* Begin *

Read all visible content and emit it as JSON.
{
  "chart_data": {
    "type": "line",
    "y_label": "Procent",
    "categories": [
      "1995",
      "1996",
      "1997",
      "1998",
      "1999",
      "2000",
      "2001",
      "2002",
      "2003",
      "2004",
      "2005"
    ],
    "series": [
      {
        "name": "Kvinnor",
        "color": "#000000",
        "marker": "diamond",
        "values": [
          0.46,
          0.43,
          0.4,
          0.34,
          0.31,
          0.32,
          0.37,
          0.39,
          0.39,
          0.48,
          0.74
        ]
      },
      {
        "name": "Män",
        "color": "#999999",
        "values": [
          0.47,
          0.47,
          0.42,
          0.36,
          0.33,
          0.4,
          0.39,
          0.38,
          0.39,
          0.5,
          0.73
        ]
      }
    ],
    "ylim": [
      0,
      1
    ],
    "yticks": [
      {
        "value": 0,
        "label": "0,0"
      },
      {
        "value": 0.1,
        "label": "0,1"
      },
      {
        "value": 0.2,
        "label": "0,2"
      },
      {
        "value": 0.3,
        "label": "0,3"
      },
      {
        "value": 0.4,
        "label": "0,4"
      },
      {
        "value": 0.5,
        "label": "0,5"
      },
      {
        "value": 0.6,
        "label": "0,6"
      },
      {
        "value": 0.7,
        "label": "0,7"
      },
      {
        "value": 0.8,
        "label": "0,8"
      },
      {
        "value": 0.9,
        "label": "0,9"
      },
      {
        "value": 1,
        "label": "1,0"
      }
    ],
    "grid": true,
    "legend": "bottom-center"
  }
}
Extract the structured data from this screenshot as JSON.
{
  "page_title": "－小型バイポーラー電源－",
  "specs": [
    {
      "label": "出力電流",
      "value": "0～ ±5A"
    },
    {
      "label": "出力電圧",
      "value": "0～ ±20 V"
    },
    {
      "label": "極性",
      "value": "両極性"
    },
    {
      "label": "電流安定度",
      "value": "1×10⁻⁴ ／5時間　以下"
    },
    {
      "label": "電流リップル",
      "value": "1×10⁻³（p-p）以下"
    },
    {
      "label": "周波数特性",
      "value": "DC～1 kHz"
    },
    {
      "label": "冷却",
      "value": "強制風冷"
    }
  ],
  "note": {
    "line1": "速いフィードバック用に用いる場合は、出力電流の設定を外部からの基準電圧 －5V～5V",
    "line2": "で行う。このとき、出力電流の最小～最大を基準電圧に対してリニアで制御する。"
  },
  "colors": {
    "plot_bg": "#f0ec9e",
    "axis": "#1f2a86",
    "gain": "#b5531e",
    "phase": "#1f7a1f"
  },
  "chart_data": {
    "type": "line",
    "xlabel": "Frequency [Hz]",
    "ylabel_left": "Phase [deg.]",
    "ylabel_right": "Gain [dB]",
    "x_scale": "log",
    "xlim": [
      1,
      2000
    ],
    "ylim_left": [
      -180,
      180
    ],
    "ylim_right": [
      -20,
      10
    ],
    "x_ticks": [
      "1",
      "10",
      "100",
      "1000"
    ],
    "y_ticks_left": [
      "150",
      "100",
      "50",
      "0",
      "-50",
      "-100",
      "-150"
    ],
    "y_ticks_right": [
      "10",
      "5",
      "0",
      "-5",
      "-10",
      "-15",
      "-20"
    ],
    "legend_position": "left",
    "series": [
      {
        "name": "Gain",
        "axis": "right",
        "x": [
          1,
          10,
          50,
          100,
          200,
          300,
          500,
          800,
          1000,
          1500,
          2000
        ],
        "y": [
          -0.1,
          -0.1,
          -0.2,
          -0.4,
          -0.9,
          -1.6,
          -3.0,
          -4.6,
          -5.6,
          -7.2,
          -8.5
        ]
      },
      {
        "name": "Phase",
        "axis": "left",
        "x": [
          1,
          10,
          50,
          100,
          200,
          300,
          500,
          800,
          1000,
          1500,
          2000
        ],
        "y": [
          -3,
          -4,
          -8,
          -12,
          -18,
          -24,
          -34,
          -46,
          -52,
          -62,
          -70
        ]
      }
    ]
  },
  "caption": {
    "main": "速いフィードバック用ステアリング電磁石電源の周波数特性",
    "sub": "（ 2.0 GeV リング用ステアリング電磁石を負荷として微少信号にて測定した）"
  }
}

* End *

◆ **EXERCISE DIRECTIONS**
Restate the records, all of them, precisely as written.

◆ **CORRECT OUTPUT**
Read all visible content and emit it as JSON.
{
  "chart_data": {
    "type": "line",
    "y_label": "Procent",
    "categories": [
      "1995",
      "1996",
      "1997",
      "1998",
      "1999",
      "2000",
      "2001",
      "2002",
      "2003",
      "2004",
      "2005"
    ],
    "series": [
      {
        "name": "Kvinnor",
        "color": "#000000",
        "marker": "diamond",
        "values": [
          0.46,
          0.43,
          0.4,
          0.34,
          0.31,
          0.32,
          0.37,
          0.39,
          0.39,
          0.48,
          0.74
        ]
      },
      {
        "name": "Män",
        "color": "#999999",
        "values": [
          0.47,
          0.47,
          0.42,
          0.36,
          0.33,
          0.4,
          0.39,
          0.38,
          0.39,
          0.5,
          0.73
        ]
      }
    ],
    "ylim": [
      0,
      1
    ],
    "yticks": [
      {
        "value": 0,
        "label": "0,0"
      },
      {
        "value": 0.1,
        "label": "0,1"
      },
      {
        "value": 0.2,
        "label": "0,2"
      },
      {
        "value": 0.3,
        "label": "0,3"
      },
      {
        "value": 0.4,
        "label": "0,4"
      },
      {
        "value": 0.5,
        "label": "0,5"
      },
      {
        "value": 0.6,
        "label": "0,6"
      },
      {
        "value": 0.7,
        "label": "0,7"
      },
      {
        "value": 0.8,
        "label": "0,8"
      },
      {
        "value": 0.9,
        "label": "0,9"
      },
      {
        "value": 1,
        "label": "1,0"
      }
    ],
    "grid": true,
    "legend": "bottom-center"
  }
}
Extract the structured data from this screenshot as JSON.
{
  "page_title": "－小型バイポーラー電源－",
  "specs": [
    {
      "label": "出力電流",
      "value": "0～ ±5A"
    },
    {
      "label": "出力電圧",
      "value": "0～ ±20 V"
    },
    {
      "label": "極性",
      "value": "両極性"
    },
    {
      "label": "電流安定度",
      "value": "1×10⁻⁴ ／5時間　以下"
    },
    {
      "label": "電流リップル",
      "value": "1×10⁻³（p-p）以下"
    },
    {
      "label": "周波数特性",
      "value": "DC～1 kHz"
    },
    {
      "label": "冷却",
      "value": "強制風冷"
    }
  ],
  "note": {
    "line1": "速いフィードバック用に用いる場合は、出力電流の設定を外部からの基準電圧 －5V～5V",
    "line2": "で行う。このとき、出力電流の最小～最大を基準電圧に対してリニアで制御する。"
  },
  "colors": {
    "plot_bg": "#f0ec9e",
    "axis": "#1f2a86",
    "gain": "#b5531e",
    "phase": "#1f7a1f"
  },
  "chart_data": {
    "type": "line",
    "xlabel": "Frequency [Hz]",
    "ylabel_left": "Phase [deg.]",
    "ylabel_right": "Gain [dB]",
    "x_scale": "log",
    "xlim": [
      1,
      2000
    ],
    "ylim_left": [
      -180,
      180
    ],
    "ylim_right": [
      -20,
      10
    ],
    "x_ticks": [
      "1",
      "10",
      "100",
      "1000"
    ],
    "y_ticks_left": [
      "150",
      "100",
      "50",
      "0",
      "-50",
      "-100",
      "-150"
    ],
    "y_ticks_right": [
      "10",
      "5",
      "0",
      "-5",
      "-10",
      "-15",
      "-20"
    ],
    "legend_position": "left",
    "series": [
      {
        "name": "Gain",
        "axis": "right",
        "x": [
          1,
          10,
          50,
          100,
          200,
          300,
          500,
          800,
          1000,
          1500,
          2000
        ],
        "y": [
          -0.1,
          -0.1,
          -0.2,
          -0.4,
          -0.9,
          -1.6,
          -3.0,
          -4.6,
          -5.6,
          -7.2,
          -8.5
        ]
      },
      {
        "name": "Phase",
        "axis": "left",
        "x": [
          1,
          10,
          50,
          100,
          200,
          300,
          500,
          800,
          1000,
          1500,
          2000
        ],
        "y": [
          -3,
          -4,
          -8,
          -12,
          -18,
          -24,
          -34,
          -46,
          -52,
          -62,
          -70
        ]
      }
    ]
  },
  "caption": {
    "main": "速いフィードバック用ステアリング電磁石電源の周波数特性",
    "sub": "（ 2.0 GeV リング用ステアリング電磁石を負荷として微少信号にて測定した）"
  }
}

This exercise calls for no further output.